* [Task details]
Transcribe, word for word, the stretch of the passage on technology in teaching below from "Jason Theodore Hilton’s" through "almost unattainable ideal.".

* [Excerpted passage]
>> BEGIN

Earl Aguilera (2019) compares two studies done on the integration of technology into the teaching of young students who have grown up in (and only know) a world with computers and the internet (i.e. “digital natives”). The first study, conducted by Christo Sims, focused on a sort of experimental school conceived to incorporate, “videogame-based pedagogies, media-production practices, and digitally networked out-of-school learning (Aguilera, 2019),” and how this method ultimately fell short due to its “disruptive fixation,” (the school was more interested in disrupting the current educational system than it was in creating actual improvements). The second study, conducted by Antero Garcia, found an inner city educator observing the technological leanings already displayed by his students, and harnessing them to bring technology into the classroom. Ultimately, Garcia’s method is found to be a more beneficial teaching strategy, as it, “points to the ways that we, as students, parents, teachers, and communities, might take action to advance our own visions of equitable and impactful education for all (Aguilera, 2019).”
Jason Theodore Hilton’s (2016) case study explores two veteran social studies teachers integrating technology into their teaching by first using the SAMR method, then using the TPACK method. The findings of the study tended to favor SAMR, showing it, “to most easily connect to student-centered design in that each activity is examined for specific opportunities to imbed technology in a manner that improves the independent learning capacity of the students (Hilton, 2016),” while finding the Technological Pedagogical Content Knowledge center of TPACK to be an almost unattainable ideal.

>> END

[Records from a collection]

>> BEGIN

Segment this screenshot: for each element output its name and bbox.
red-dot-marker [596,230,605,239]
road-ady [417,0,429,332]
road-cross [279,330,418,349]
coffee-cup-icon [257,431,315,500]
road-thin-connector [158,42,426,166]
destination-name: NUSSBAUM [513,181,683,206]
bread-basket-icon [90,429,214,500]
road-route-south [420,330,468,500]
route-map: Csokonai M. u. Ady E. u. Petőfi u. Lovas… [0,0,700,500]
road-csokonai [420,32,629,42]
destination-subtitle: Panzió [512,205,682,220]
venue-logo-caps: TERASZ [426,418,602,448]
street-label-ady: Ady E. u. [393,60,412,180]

>> END

* [Exercise result]
Jason Theodore Hilton’s (2016) case study explores two veteran social studies teachers integrating technology into their teaching by first using the SAMR method, then using the TPACK method. The findings of the study tended to favor SAMR, showing it, “to most easily connect to student-centered design in that each activity is examined for specific opportunities to imbed technology in a manner that improves the independent learning capacity of the students (Hilton, 2016),” while finding the Technological Pedagogical Content Knowledge center of TPACK to be an almost unattainable ideal.